> _Stated problem_
Transcribe all the records exactly and omit any images they hold.
*****
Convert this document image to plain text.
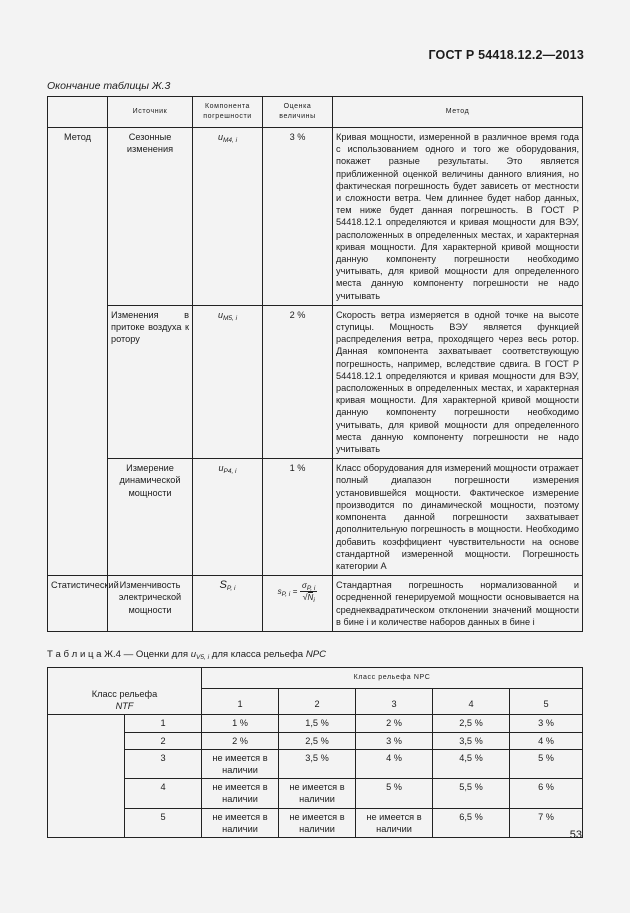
ГОСТ Р 54418.12.2—2013
Окончание таблицы Ж.3
	Источник	Компонента погрешности	Оценка величины	Метод
Метод	Сезонные изменения	$u_{M4, i}$	3 %	Кривая мощности, измеренной в различное время года с использованием одного и того же оборудования, покажет разные результаты. Это является приближенной оценкой величины данного влияния, но фактическая погрешность будет зависеть от местности и сложности ветра. Чем длиннее будет набор данных, тем ниже будет данная погрешность. В ГОСТ Р 54418.12.1 определяются и кривая мощности для ВЭУ, расположенных в определенных местах, и характерная кривая мощности. Для характерной кривой мощности данную компоненту погрешности необходимо учитывать, для кривой мощности для определенного места данную компоненту погрешности не надо учитывать
	Изменения в притоке воздуха к ротору	$u_{M5, i}$	2 %	Скорость ветра измеряется в одной точке на высоте ступицы. Мощность ВЭУ является функцией распределения ветра, проходящего через весь ротор. Данная компонента захватывает соответствующую погрешность, например, вследствие сдвига. В ГОСТ Р 54418.12.1 определяются и кривая мощности для ВЭУ, расположенных в определенных местах, и характерная кривая мощности. Для характерной кривой мощности данную компоненту погрешности необходимо учитывать, для кривой мощности для определенного места данную компоненту погрешности не надо учитывать
	Измерение динамической мощности	$u_{P4, i}$	1 %	Класс оборудования для измерений мощности отражает полный диапазон погрешности измерения установившейся мощности. Фактическое измерение производится по динамической мощности, поэтому компонента данной погрешности захватывает дополнительную погрешность в мощности. Необходимо добавить коэффициент чувствительности на основе стандартной измеренной мощности. Погрешность категории А
Статистический	Изменчивость электрической мощности	$S_{P, i}$	$s_{P, i} = \frac{\sigma_{P, i}}{√N_i}$	Стандартная погрешность нормализованной и осредненной генерируемой мощности основывается на среднеквадратическом отклонении значений мощности в бине i и количестве наборов данных в бине i
Т а б л и ц а Ж.4 — Оценки для $u_{V5, i}$ для класса рельефа NPC
Класс рельефа
NTF		Класс рельефа NPC				
		1	2	3	4	5
	1	1 %	1,5 %	2 %	2,5 %	3 %
	2	2 %	2,5 %	3 %	3,5 %	4 %
	3	не имеется в наличии	3,5 %	4 %	4,5 %	5 %
	4	не имеется в наличии	не имеется в наличии	5 %	5,5 %	6 %
	5	не имеется в наличии	не имеется в наличии	не имеется в наличии	6,5 %	7 %
53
*****
> _Final answer_
Convert this document image to plain text.
ГОСТ Р 54418.12.2—2013
Окончание таблицы Ж.3
	Источник	Компонента погрешности	Оценка величины	Метод
Метод	Сезонные изменения	$u_{M4, i}$	3 %	Кривая мощности, измеренной в различное время года с использованием одного и того же оборудования, покажет разные результаты. Это является приближенной оценкой величины данного влияния, но фактическая погрешность будет зависеть от местности и сложности ветра. Чем длиннее будет набор данных, тем ниже будет данная погрешность. В ГОСТ Р 54418.12.1 определяются и кривая мощности для ВЭУ, расположенных в определенных местах, и характерная кривая мощности. Для характерной кривой мощности данную компоненту погрешности необходимо учитывать, для кривой мощности для определенного места данную компоненту погрешности не надо учитывать
	Изменения в притоке воздуха к ротору	$u_{M5, i}$	2 %	Скорость ветра измеряется в одной точке на высоте ступицы. Мощность ВЭУ является функцией распределения ветра, проходящего через весь ротор. Данная компонента захватывает соответствующую погрешность, например, вследствие сдвига. В ГОСТ Р 54418.12.1 определяются и кривая мощности для ВЭУ, расположенных в определенных местах, и характерная кривая мощности. Для характерной кривой мощности данную компоненту погрешности необходимо учитывать, для кривой мощности для определенного места данную компоненту погрешности не надо учитывать
	Измерение динамической мощности	$u_{P4, i}$	1 %	Класс оборудования для измерений мощности отражает полный диапазон погрешности измерения установившейся мощности. Фактическое измерение производится по динамической мощности, поэтому компонента данной погрешности захватывает дополнительную погрешность в мощности. Необходимо добавить коэффициент чувствительности на основе стандартной измеренной мощности. Погрешность категории А
Статистический	Изменчивость электрической мощности	$S_{P, i}$	$s_{P, i} = \frac{\sigma_{P, i}}{√N_i}$	Стандартная погрешность нормализованной и осредненной генерируемой мощности основывается на среднеквадратическом отклонении значений мощности в бине i и количестве наборов данных в бине i
Т а б л и ц а Ж.4 — Оценки для $u_{V5, i}$ для класса рельефа NPC
Класс рельефа
NTF		Класс рельефа NPC				
		1	2	3	4	5
	1	1 %	1,5 %	2 %	2,5 %	3 %
	2	2 %	2,5 %	3 %	3,5 %	4 %
	3	не имеется в наличии	3,5 %	4 %	4,5 %	5 %
	4	не имеется в наличии	не имеется в наличии	5 %	5,5 %	6 %
	5	не имеется в наличии	не имеется в наличии	не имеется в наличии	6,5 %	7 %
53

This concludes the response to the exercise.